#### Exercise input
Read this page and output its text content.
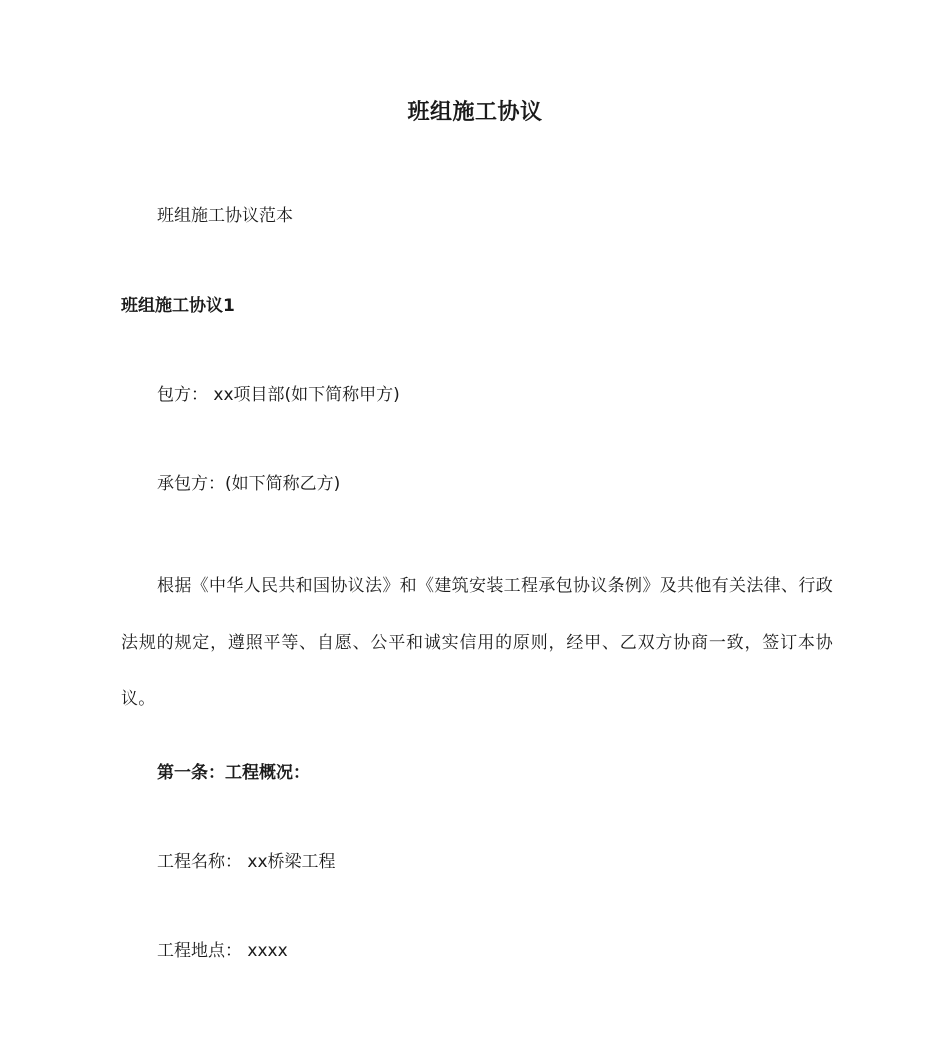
班组施工协议
班组施工协议范本
班组施工协议1
包方： xx项目部(如下简称甲方)
承包方：(如下简称乙方)
根据《中华人民共和国协议法》和《建筑安装工程承包协议条例》及共他有关法律、行政法规的规定，遵照平等、自愿、公平和诚实信用的原则，经甲、乙双方协商一致，签订本协议。
第一条：工程概况：
工程名称： xx桥梁工程
工程地点： xxxx
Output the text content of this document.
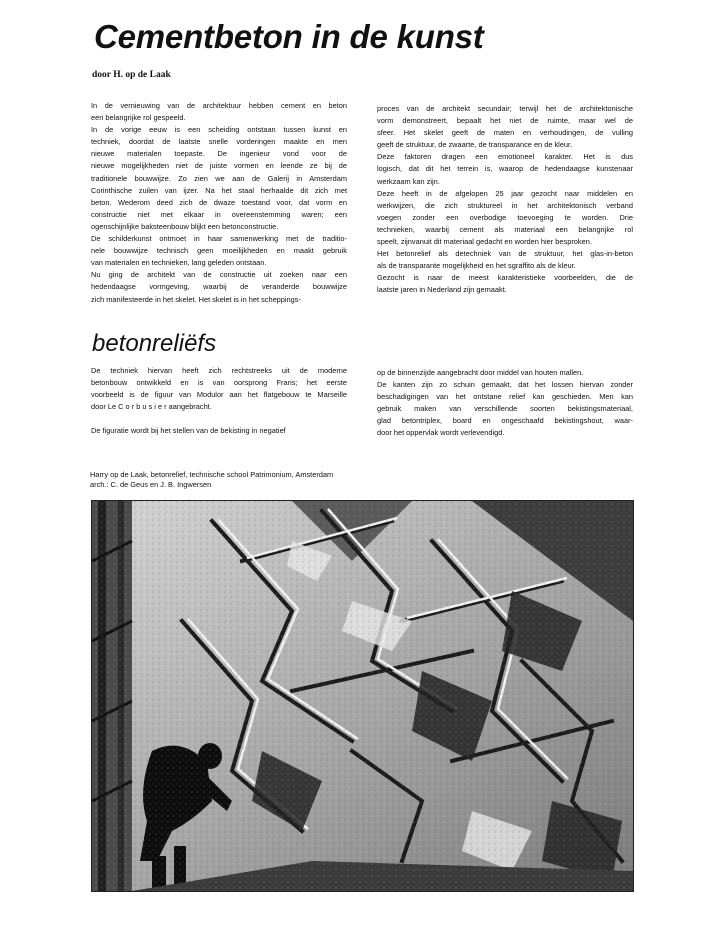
Cementbeton in de kunst
door H. op de Laak
In de vernieuwing van de architektuur hebben cement en beton
een belangrijke rol gespeeld.
In de vorige eeuw is een scheiding ontstaan tussen kunst en
techniek, doordat de laatste snelle vorderingen maakte en men
nieuwe materialen toepaste. De ingenieur vond voor de
nieuwe mogelijkheden niet de juiste vormen en leende ze bij de
traditionele bouwwijze. Zo zien we aan de Galerij in Amsterdam
Corinthische zuilen van ijzer. Na het staal herhaalde dit zich met
beton. Wederom deed zich de dwaze toestand voor, dat vorm en
constructie niet met elkaar in overeenstemming waren; een
ogenschijnlijke baksteenbouw blijkt een betonconstructie.
De schilderkunst ontmoet in haar samenwerking met de traditio-
nele bouwwijze technisch geen moeilijkheden en maakt gebruik
van materialen en technieken, lang geleden ontstaan.
Nu ging de architekt van de constructie uit zoeken naar een
hedendaagse vormgeving, waarbij de veranderde bouwwijze
zich manifesteerde in het skelet. Het skelet is in het scheppings-
proces van de architekt secundair; terwijl het de architektonische
vorm demonstreert, bepaalt het niet de ruimte, maar wel de
sfeer. Het skelet geeft de maten en verhoudingen, de vulling
geeft de struktuur, de zwaarte, de transparance en de kleur.
Deze faktoren dragen een emotioneel karakter. Het is dus
logisch, dat dit het terrein is, waarop de hedendaagse kunstenaar
werkzaam kan zijn.
Deze heeft in de afgelopen 25 jaar gezocht naar middelen en
werkwijzen, die zich struktureel in het architektonisch verband
voegen zonder een overbodige toevoeging te worden. Drie
technieken, waarbij cement als materiaal een belangrijke rol
speelt, zijnvanuit dit materiaal gedacht en worden hier besproken.
Het betonrelief als detechniek van de struktuur, het glas-in-beton
als de transparante mogelijkheid en het sgraffito als de kleur.
Gezocht is naar de meest karakteristieke voorbeelden, die de
laatste jaren in Nederland zijn gemaakt.
betonreliëfs
De techniek hiervan heeft zich rechtstreeks uit de moderne
betonbouw ontwikkeld en is van oorsprong Frans; het eerste
voorbeeld is de figuur van Modulor aan het flatgebouw te Marseille
door Le C o r b u s i e r aangebracht.
De figuratie wordt bij het stellen van de bekisting in negatief
op de binnenzijde aangebracht door middel van houten mallen.
De kanten zijn zo schuin gemaakt, dat het lossen hiervan zonder
beschadigingen van het ontstane relief kan geschieden. Men kan
gebruik maken van verschillende soorten bekistingsmateriaal,
glad betontriplex, board en ongeschaafd bekistingshout, waar-
door het oppervlak wordt verlevendigd.
Harry op de Laak, betonrelief, technische school Patrimonium, Amsterdam
arch.: C. de Geus en J. B. Ingwersen
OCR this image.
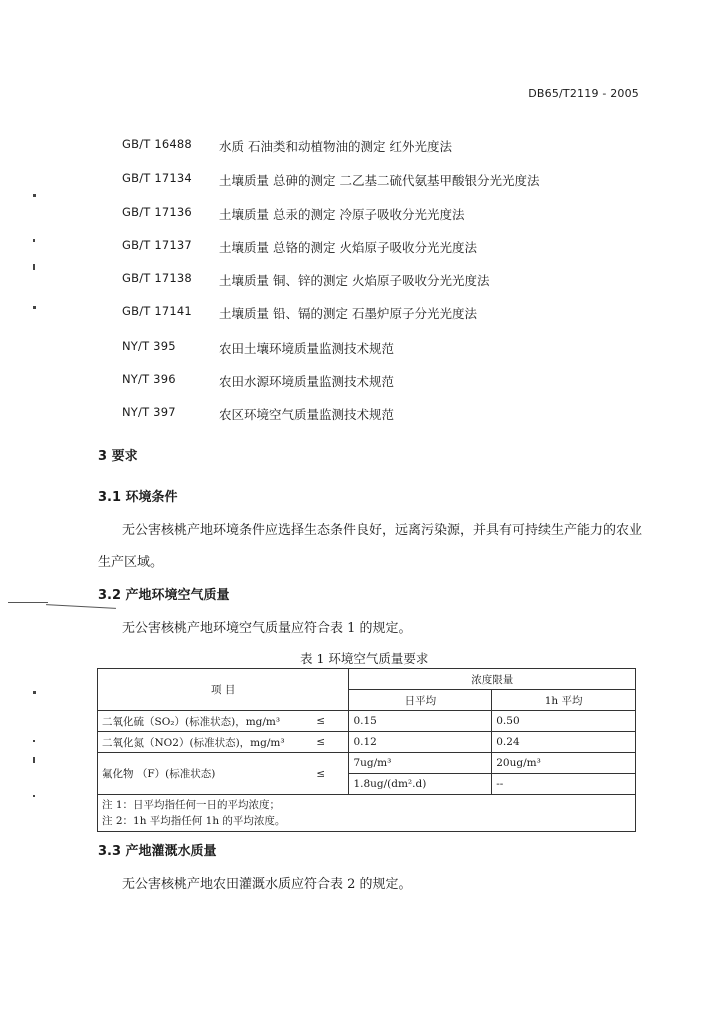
DB65/T2119 - 2005
GB/T 16488	水质 石油类和动植物油的测定 红外光度法
GB/T 17134	土壤质量 总砷的测定 二乙基二硫代氨基甲酸银分光光度法
GB/T 17136	土壤质量 总汞的测定 冷原子吸收分光光度法
GB/T 17137	土壤质量 总铬的测定 火焰原子吸收分光光度法
GB/T 17138	土壤质量 铜、锌的测定 火焰原子吸收分光光度法
GB/T 17141	土壤质量 铅、镉的测定 石墨炉原子分光光度法
NY/T 395	农田土壤环境质量监测技术规范
NY/T 396	农田水源环境质量监测技术规范
NY/T 397	农区环境空气质量监测技术规范
3 要求
3.1 环境条件
无公害核桃产地环境条件应选择生态条件良好，远离污染源，并具有可持续生产能力的农业
生产区域。
3.2 产地环境空气质量
无公害核桃产地环境空气质量应符合表 1 的规定。
表 1 环境空气质量要求
项 目		浓度限量	
		日平均	1h 平均
二氧化硫（SO₂）(标准状态)，mg/m³	≤	0.15	0.50
二氧化氮（NO2）(标准状态)，mg/m³	≤	0.12	0.24
氟化物 （F）(标准状态)	≤	7ug/m³	20ug/m³
		1.8ug/(dm².d)	--

注 1：日平均指任何一日的平均浓度；
注 2：1h 平均指任何 1h 的平均浓度。			
3.3 产地灌溉水质量
无公害核桃产地农田灌溉水质应符合表 2 的规定。
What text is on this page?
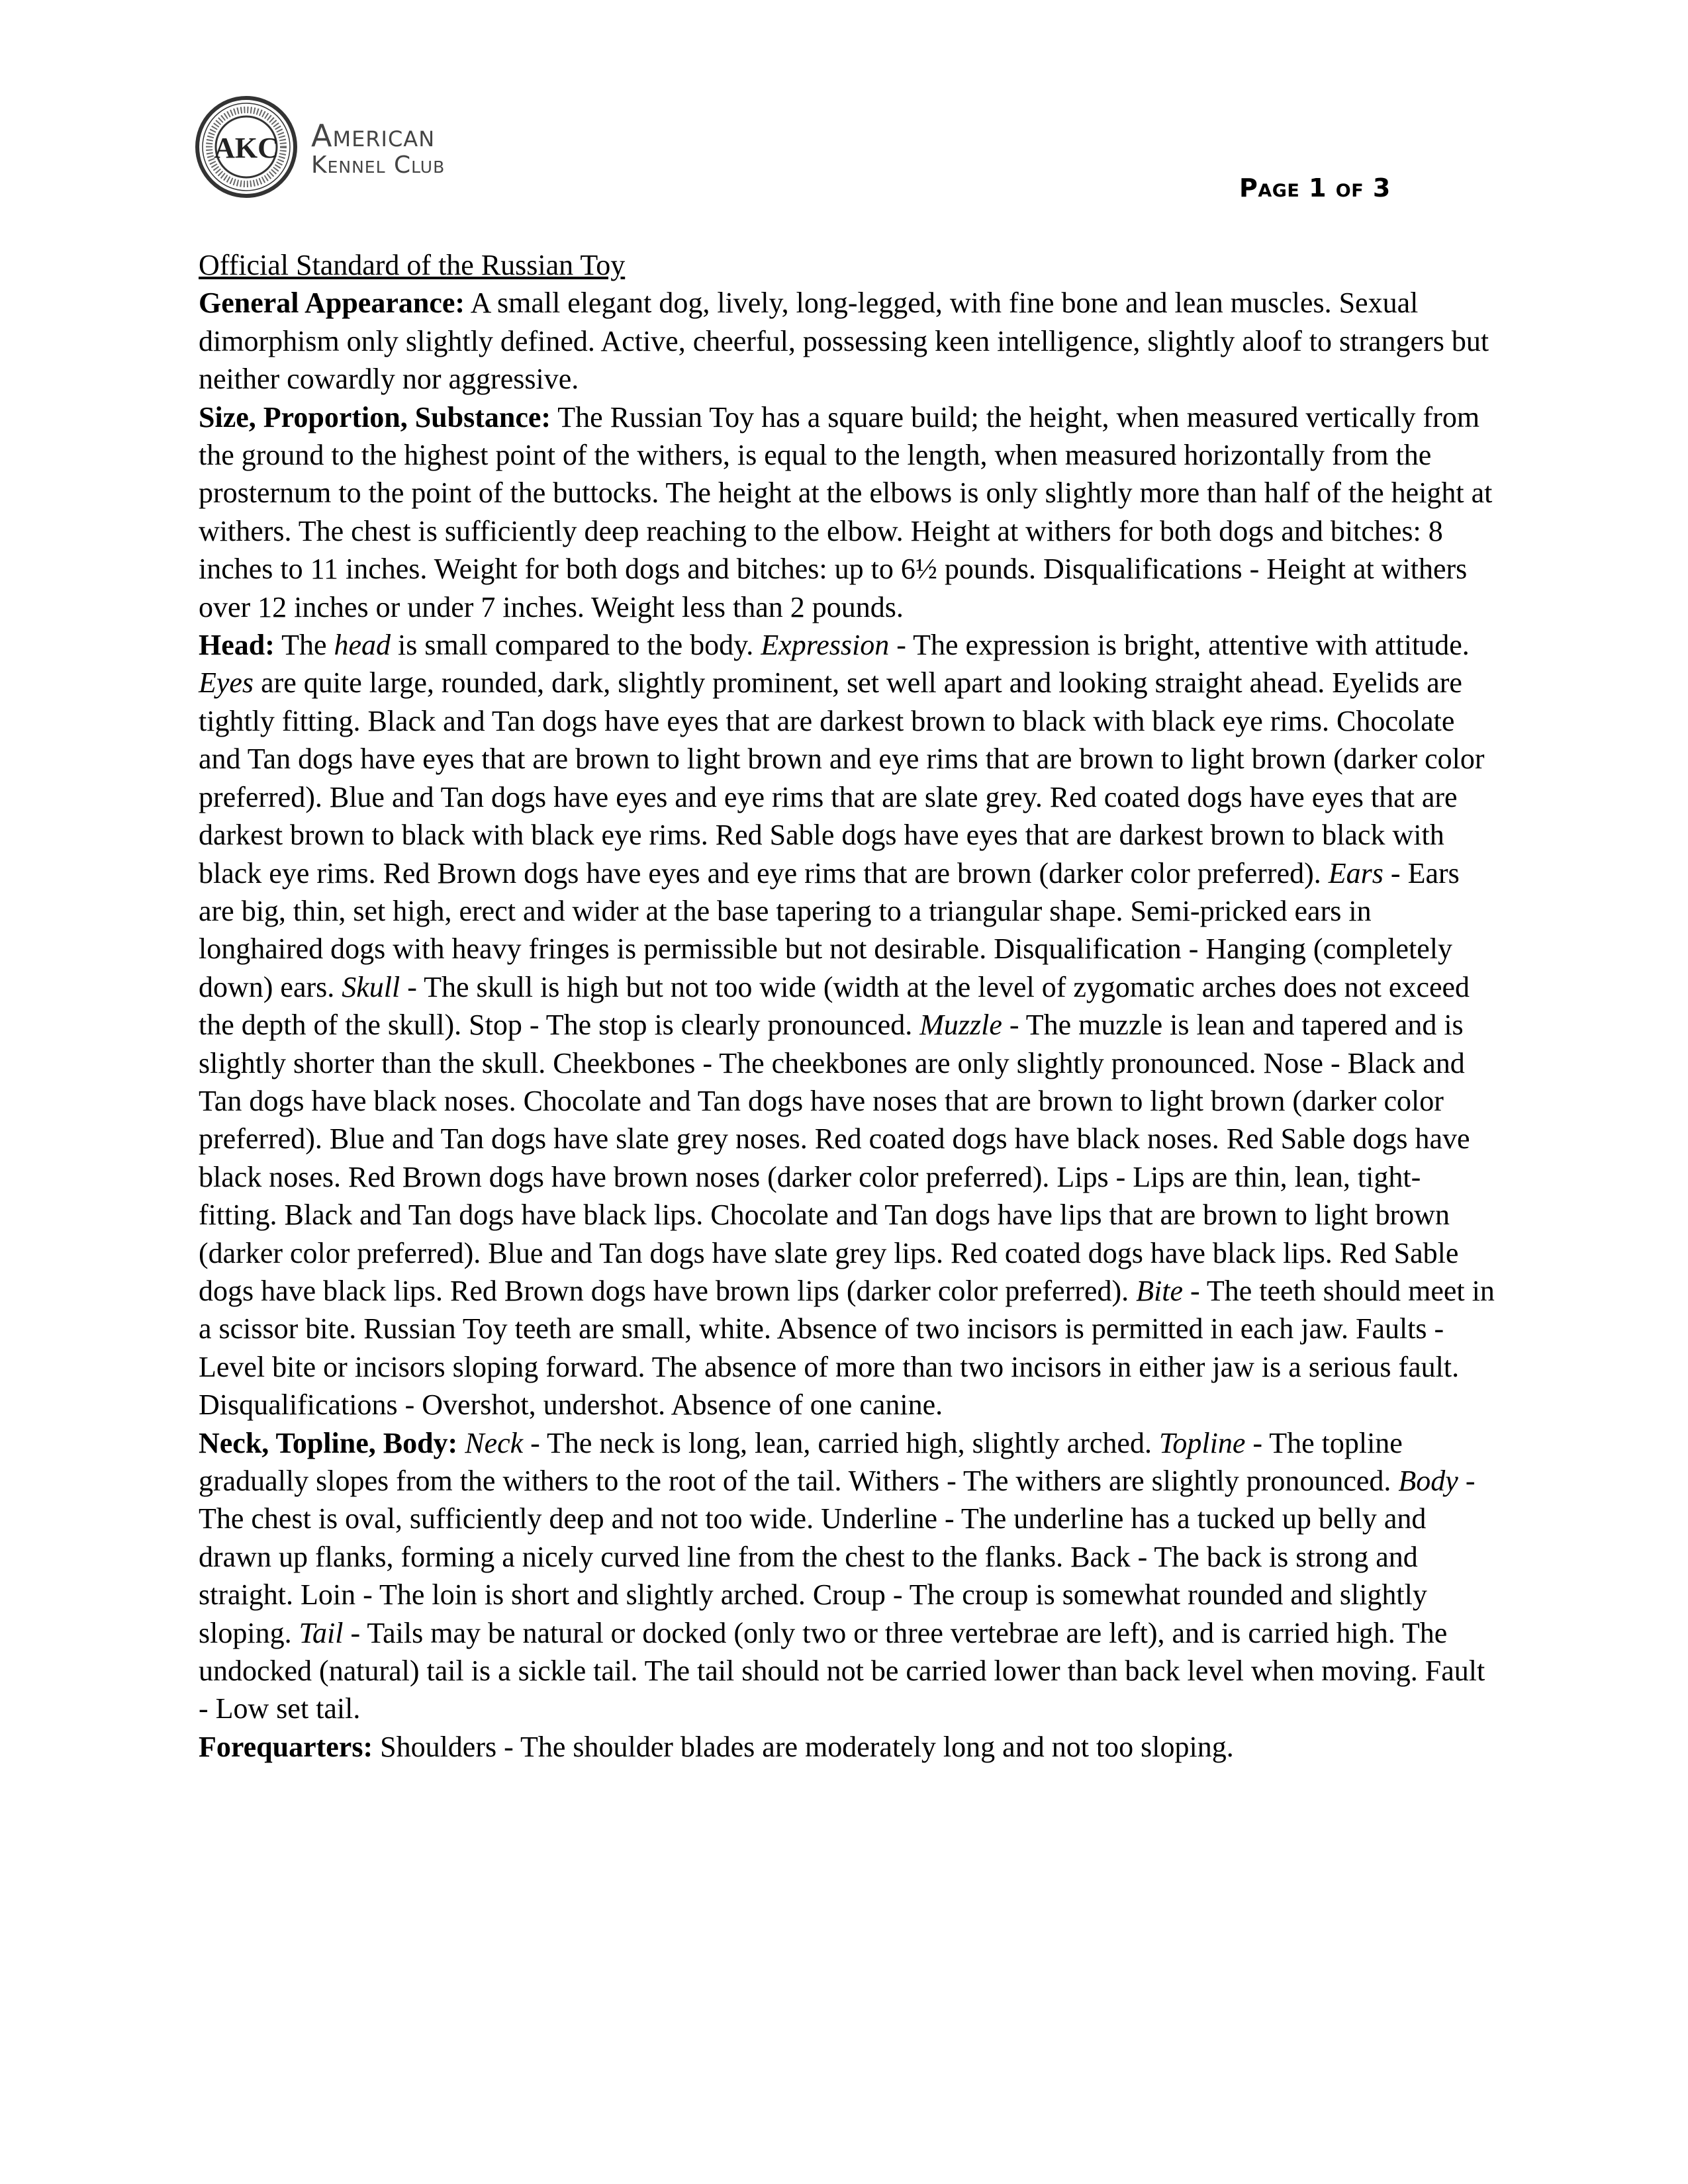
AKC American
Kennel Club
Page 1 of 3
Official Standard of the Russian Toy

General Appearance: A small elegant dog, lively, long-legged, with fine bone and lean muscles. Sexual dimorphism only slightly defined. Active, cheerful, possessing keen intelligence, slightly aloof to strangers but neither cowardly nor aggressive.

Size, Proportion, Substance: The Russian Toy has a square build; the height, when measured vertically from the ground to the highest point of the withers, is equal to the length, when measured horizontally from the prosternum to the point of the buttocks. The height at the elbows is only slightly more than half of the height at withers. The chest is sufficiently deep reaching to the elbow. Height at withers for both dogs and bitches: 8 inches to 11 inches. Weight for both dogs and bitches: up to 6½ pounds. Disqualifications - Height at withers over 12 inches or under 7 inches. Weight less than 2 pounds.

Head: The head is small compared to the body. Expression - The expression is bright, attentive with attitude. Eyes are quite large, rounded, dark, slightly prominent, set well apart and looking straight ahead. Eyelids are tightly fitting. Black and Tan dogs have eyes that are darkest brown to black with black eye rims. Chocolate and Tan dogs have eyes that are brown to light brown and eye rims that are brown to light brown (darker color preferred). Blue and Tan dogs have eyes and eye rims that are slate grey. Red coated dogs have eyes that are darkest brown to black with black eye rims. Red Sable dogs have eyes that are darkest brown to black with black eye rims. Red Brown dogs have eyes and eye rims that are brown (darker color preferred). Ears - Ears are big, thin, set high, erect and wider at the base tapering to a triangular shape. Semi-pricked ears in longhaired dogs with heavy fringes is permissible but not desirable. Disqualification - Hanging (completely down) ears. Skull - The skull is high but not too wide (width at the level of zygomatic arches does not exceed the depth of the skull). Stop - The stop is clearly pronounced. Muzzle - The muzzle is lean and tapered and is slightly shorter than the skull. Cheekbones - The cheekbones are only slightly pronounced. Nose - Black and Tan dogs have black noses. Chocolate and Tan dogs have noses that are brown to light brown (darker color preferred). Blue and Tan dogs have slate grey noses. Red coated dogs have black noses. Red Sable dogs have black noses. Red Brown dogs have brown noses (darker color preferred). Lips - Lips are thin, lean, tight-fitting. Black and Tan dogs have black lips. Chocolate and Tan dogs have lips that are brown to light brown (darker color preferred). Blue and Tan dogs have slate grey lips. Red coated dogs have black lips. Red Sable dogs have black lips. Red Brown dogs have brown lips (darker color preferred). Bite - The teeth should meet in a scissor bite. Russian Toy teeth are small, white. Absence of two incisors is permitted in each jaw. Faults - Level bite or incisors sloping forward. The absence of more than two incisors in either jaw is a serious fault. Disqualifications - Overshot, undershot. Absence of one canine.

Neck, Topline, Body: Neck - The neck is long, lean, carried high, slightly arched. Topline - The topline gradually slopes from the withers to the root of the tail. Withers - The withers are slightly pronounced. Body - The chest is oval, sufficiently deep and not too wide. Underline - The underline has a tucked up belly and drawn up flanks, forming a nicely curved line from the chest to the flanks. Back - The back is strong and straight. Loin - The loin is short and slightly arched. Croup - The croup is somewhat rounded and slightly sloping. Tail - Tails may be natural or docked (only two or three vertebrae are left), and is carried high. The undocked (natural) tail is a sickle tail. The tail should not be carried lower than back level when moving. Fault - Low set tail.

Forequarters: Shoulders - The shoulder blades are moderately long and not too sloping.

#### To do
Looking at the records above, say how many lines hold the string "struktuur". Write nothing but the number.

#### Answer to the task
2